* **Aim of the task**: Gather all lines from the material that contain "DRHBc".

=== Data supplied ===

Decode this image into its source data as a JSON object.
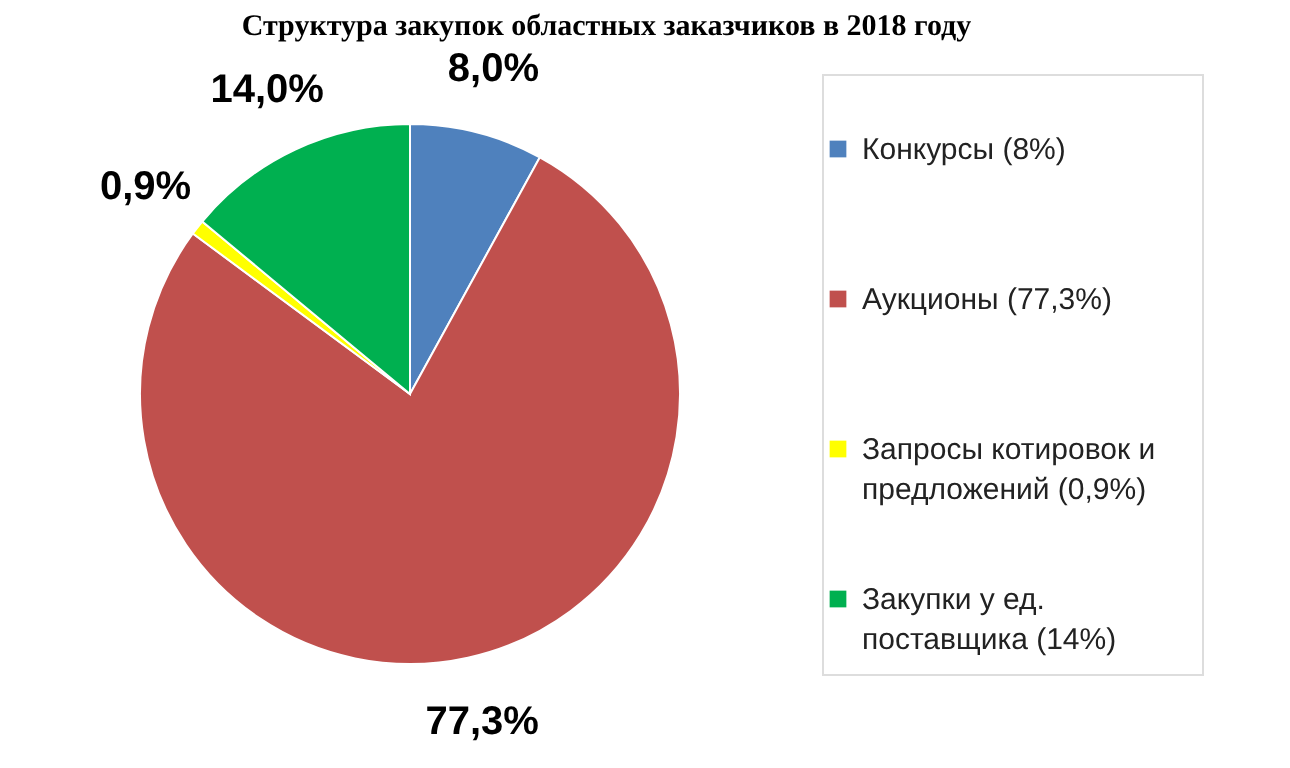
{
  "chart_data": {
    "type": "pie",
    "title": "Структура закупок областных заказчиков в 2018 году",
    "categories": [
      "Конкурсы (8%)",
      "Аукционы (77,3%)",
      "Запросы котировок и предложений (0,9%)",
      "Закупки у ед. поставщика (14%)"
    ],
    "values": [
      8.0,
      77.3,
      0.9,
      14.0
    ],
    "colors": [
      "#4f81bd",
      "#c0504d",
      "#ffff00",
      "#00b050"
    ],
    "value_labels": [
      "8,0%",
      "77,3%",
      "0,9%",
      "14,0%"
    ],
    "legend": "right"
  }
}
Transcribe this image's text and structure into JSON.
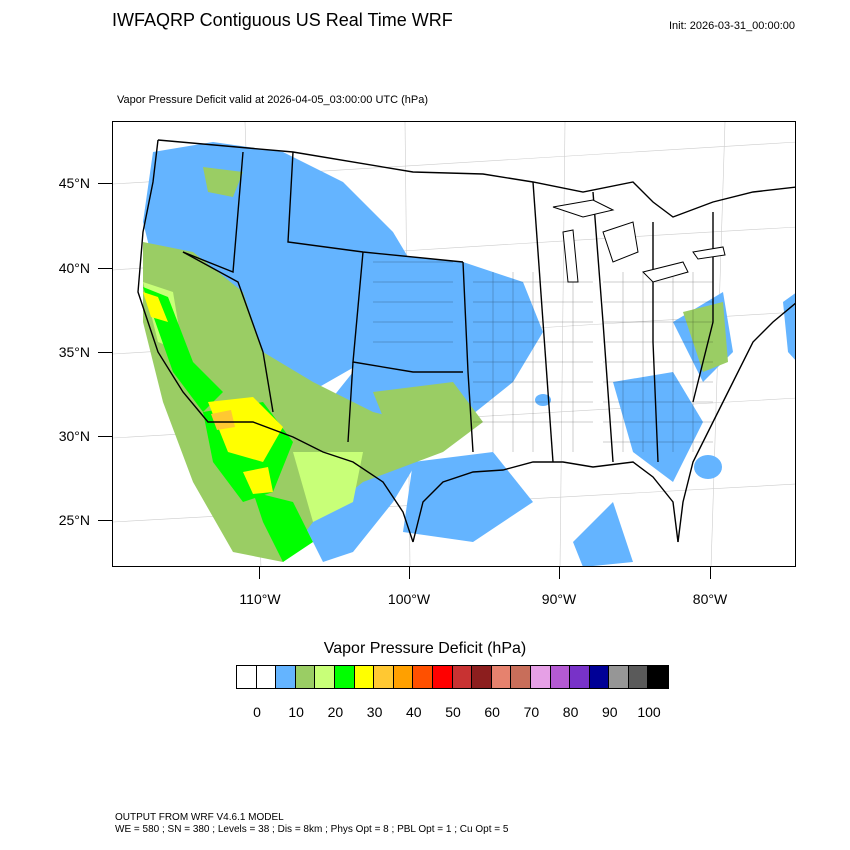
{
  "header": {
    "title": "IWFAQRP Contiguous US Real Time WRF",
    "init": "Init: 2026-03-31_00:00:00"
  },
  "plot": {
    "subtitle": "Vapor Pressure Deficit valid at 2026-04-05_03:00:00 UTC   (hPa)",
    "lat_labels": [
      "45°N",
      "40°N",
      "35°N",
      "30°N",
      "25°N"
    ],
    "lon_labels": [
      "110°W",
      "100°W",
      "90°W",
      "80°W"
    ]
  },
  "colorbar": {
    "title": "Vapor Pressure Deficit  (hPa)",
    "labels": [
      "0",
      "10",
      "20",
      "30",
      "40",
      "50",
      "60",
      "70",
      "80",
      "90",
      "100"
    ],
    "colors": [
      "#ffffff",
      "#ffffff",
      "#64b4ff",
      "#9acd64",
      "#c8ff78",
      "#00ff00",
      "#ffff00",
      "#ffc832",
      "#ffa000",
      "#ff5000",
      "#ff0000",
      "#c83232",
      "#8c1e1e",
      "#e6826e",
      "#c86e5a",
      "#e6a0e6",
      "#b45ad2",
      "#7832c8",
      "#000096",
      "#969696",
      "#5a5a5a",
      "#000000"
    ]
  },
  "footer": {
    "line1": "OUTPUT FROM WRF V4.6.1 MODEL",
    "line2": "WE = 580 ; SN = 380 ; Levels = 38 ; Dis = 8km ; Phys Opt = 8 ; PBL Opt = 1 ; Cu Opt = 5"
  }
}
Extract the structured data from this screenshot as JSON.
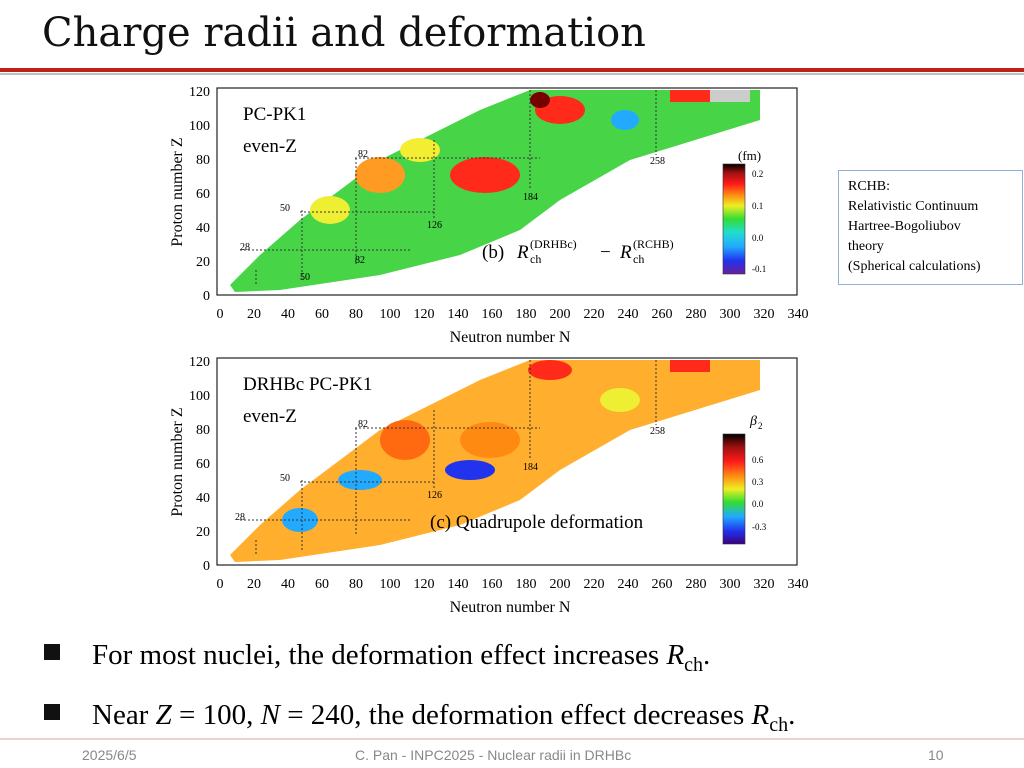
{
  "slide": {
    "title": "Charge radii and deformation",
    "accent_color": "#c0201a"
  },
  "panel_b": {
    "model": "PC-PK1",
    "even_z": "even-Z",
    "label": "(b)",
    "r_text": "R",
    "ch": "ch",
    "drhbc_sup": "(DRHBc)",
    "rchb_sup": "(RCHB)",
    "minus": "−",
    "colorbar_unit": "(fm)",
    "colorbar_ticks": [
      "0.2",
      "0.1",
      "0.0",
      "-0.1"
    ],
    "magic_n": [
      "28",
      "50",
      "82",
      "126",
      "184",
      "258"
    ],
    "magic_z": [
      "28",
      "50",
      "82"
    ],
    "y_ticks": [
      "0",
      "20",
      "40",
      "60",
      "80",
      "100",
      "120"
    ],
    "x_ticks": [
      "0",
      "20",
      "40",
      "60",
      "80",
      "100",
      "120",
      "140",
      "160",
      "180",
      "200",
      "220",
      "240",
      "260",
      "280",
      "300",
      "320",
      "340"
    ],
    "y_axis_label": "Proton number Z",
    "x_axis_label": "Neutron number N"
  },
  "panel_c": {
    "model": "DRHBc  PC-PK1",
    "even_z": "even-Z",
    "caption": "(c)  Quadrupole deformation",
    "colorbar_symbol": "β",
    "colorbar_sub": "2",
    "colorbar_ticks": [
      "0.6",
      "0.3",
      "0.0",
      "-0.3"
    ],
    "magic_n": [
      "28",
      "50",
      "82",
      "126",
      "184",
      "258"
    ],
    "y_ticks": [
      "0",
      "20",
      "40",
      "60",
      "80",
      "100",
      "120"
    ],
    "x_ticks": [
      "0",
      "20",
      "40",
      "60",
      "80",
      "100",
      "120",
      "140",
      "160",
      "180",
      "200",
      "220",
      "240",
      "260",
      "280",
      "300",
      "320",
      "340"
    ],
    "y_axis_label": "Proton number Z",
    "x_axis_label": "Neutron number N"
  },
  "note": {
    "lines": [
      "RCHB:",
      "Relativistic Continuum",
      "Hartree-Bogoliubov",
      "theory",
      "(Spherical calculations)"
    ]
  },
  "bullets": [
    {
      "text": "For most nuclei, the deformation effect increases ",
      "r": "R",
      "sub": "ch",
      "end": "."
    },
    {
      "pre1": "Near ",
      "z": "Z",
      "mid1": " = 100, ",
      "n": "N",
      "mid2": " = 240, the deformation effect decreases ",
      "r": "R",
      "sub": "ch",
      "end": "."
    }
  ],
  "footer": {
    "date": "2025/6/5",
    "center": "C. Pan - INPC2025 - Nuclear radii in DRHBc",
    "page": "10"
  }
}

===
=== Data supplied ===

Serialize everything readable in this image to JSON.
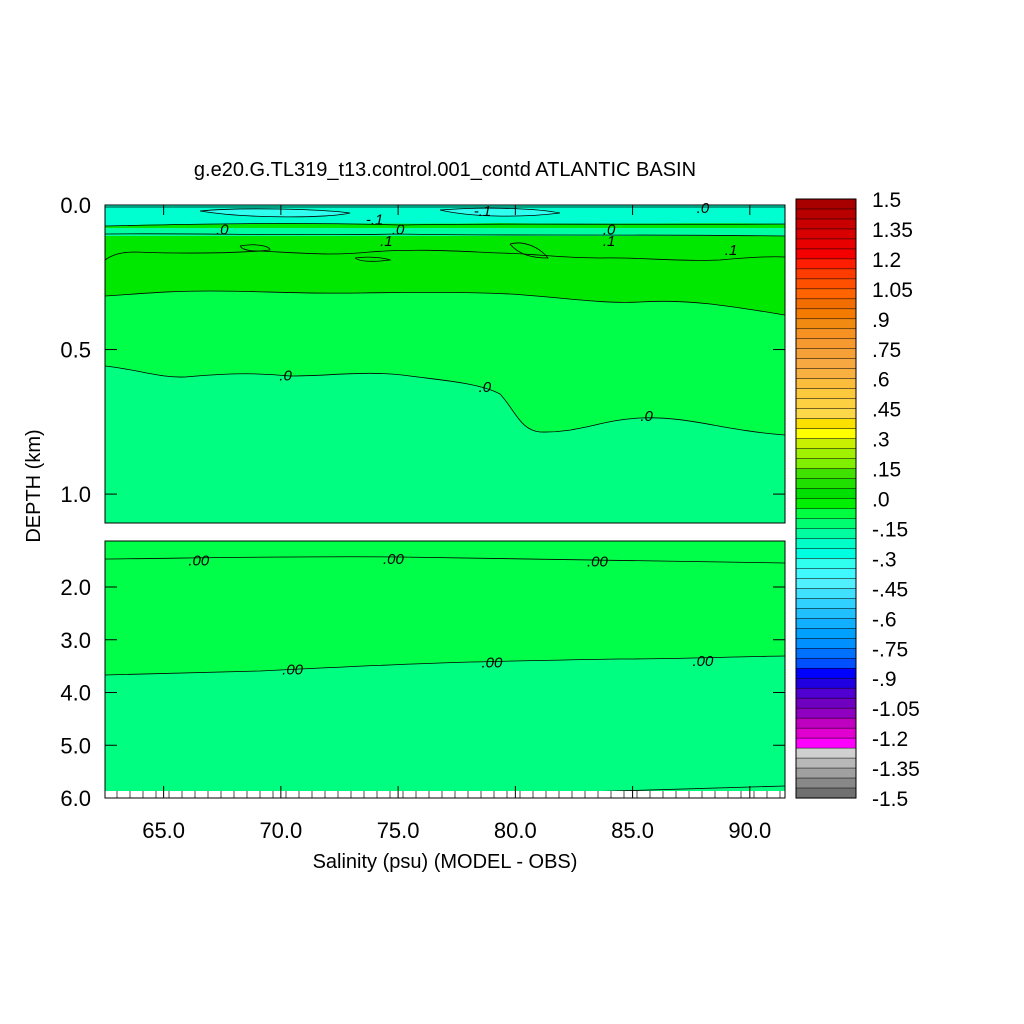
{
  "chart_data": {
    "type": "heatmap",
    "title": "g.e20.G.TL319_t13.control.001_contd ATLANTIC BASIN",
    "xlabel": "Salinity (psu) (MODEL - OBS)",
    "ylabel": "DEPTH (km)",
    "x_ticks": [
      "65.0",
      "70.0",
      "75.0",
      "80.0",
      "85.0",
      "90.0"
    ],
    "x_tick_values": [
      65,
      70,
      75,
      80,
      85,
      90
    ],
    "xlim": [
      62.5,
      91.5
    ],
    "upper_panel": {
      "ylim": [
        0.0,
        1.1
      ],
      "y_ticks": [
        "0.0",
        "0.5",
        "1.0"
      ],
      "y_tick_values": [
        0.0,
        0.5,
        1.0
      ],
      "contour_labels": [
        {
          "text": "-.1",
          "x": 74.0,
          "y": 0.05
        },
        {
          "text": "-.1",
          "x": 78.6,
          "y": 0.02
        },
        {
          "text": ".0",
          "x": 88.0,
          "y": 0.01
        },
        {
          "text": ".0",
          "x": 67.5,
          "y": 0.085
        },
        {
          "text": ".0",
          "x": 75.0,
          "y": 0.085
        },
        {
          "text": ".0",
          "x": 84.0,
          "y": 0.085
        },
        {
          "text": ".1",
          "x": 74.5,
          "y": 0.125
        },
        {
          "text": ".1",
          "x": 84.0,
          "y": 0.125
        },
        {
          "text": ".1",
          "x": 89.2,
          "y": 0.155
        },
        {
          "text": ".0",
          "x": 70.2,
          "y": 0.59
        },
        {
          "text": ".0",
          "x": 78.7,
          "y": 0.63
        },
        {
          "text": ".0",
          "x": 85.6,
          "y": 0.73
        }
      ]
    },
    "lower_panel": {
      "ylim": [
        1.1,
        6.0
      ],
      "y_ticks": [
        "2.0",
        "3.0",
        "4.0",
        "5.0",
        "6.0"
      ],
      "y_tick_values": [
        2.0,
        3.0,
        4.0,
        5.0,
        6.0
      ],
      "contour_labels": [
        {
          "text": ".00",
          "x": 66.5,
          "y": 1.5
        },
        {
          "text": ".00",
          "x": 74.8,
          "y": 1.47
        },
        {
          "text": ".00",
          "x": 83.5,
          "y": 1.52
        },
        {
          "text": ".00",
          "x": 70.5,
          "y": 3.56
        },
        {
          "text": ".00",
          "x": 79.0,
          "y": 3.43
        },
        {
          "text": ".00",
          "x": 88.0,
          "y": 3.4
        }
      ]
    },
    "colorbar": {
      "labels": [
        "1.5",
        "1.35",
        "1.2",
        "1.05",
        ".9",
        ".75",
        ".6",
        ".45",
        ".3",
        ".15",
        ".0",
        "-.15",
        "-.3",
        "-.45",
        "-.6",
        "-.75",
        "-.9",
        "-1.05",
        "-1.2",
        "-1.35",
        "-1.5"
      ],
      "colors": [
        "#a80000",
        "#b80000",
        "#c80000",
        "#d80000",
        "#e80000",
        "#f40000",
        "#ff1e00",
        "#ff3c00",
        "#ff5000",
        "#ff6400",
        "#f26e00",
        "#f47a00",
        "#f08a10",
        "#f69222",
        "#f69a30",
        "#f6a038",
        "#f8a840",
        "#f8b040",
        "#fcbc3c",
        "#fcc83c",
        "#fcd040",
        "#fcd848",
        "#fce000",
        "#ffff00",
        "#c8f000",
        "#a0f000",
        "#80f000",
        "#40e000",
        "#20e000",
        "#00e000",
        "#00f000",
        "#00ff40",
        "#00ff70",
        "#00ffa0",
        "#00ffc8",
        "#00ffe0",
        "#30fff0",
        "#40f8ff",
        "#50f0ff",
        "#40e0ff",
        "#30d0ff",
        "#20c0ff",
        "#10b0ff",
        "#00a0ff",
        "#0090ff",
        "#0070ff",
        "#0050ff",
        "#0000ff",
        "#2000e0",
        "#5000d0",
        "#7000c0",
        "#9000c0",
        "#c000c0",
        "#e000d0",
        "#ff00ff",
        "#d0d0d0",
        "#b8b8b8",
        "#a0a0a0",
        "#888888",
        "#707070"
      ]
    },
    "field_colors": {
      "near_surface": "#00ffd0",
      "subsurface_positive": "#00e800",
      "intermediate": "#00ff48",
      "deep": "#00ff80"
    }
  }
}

===
=== Data supplied ===

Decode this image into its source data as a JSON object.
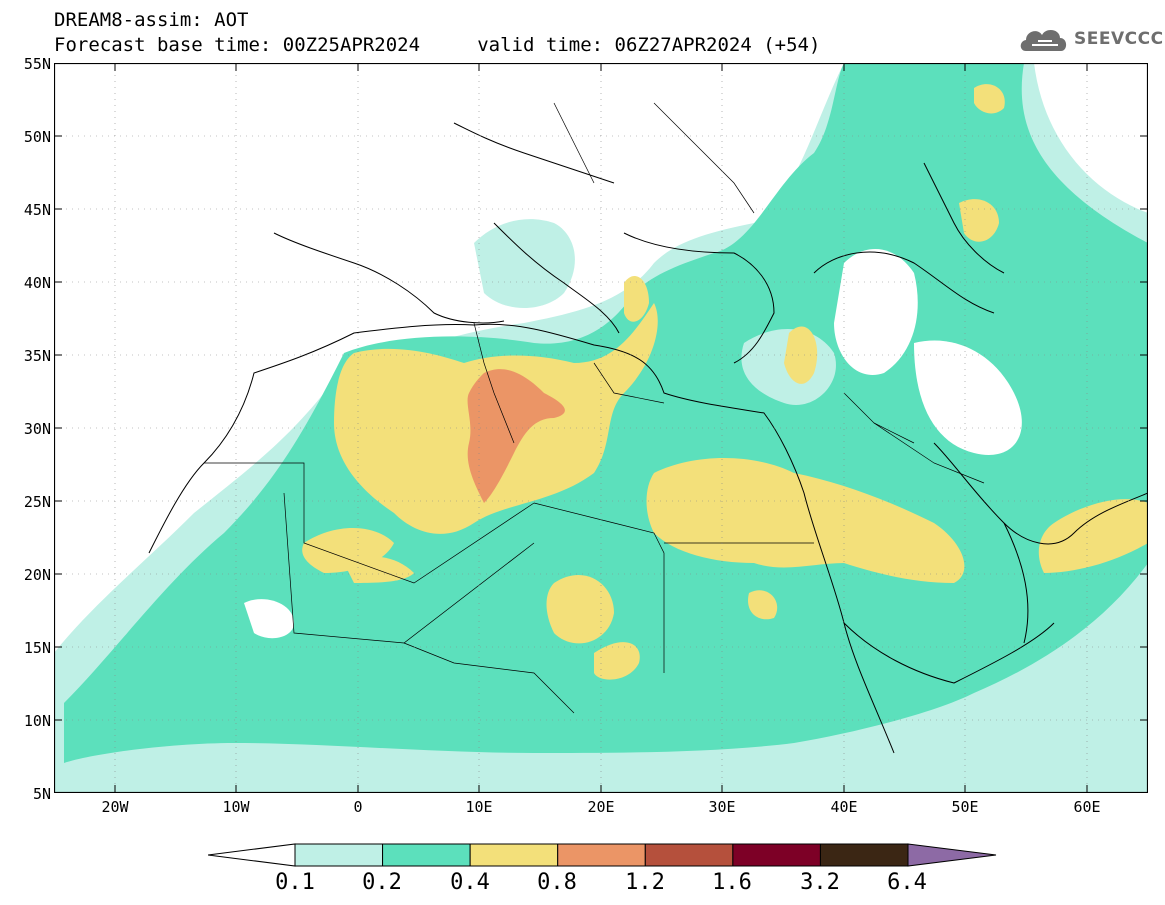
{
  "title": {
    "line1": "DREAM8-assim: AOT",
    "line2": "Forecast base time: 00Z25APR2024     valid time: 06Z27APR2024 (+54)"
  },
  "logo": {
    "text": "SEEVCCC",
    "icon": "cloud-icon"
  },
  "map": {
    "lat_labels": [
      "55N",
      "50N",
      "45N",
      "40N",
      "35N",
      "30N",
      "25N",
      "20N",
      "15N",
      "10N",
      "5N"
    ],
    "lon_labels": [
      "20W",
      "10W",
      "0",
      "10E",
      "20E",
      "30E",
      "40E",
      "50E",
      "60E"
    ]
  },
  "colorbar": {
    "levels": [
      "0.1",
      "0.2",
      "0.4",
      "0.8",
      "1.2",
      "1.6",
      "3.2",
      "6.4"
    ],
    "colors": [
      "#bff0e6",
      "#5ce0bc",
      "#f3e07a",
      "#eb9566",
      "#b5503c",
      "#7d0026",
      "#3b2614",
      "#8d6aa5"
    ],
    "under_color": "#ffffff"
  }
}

===

* **Problem solution**:
    "drhbc_sup": "(DRHBc)",
    "model": "DRHBc  PC-PK1",
    "center": "C. Pan - INPC2025 - Nuclear radii in DRHBc",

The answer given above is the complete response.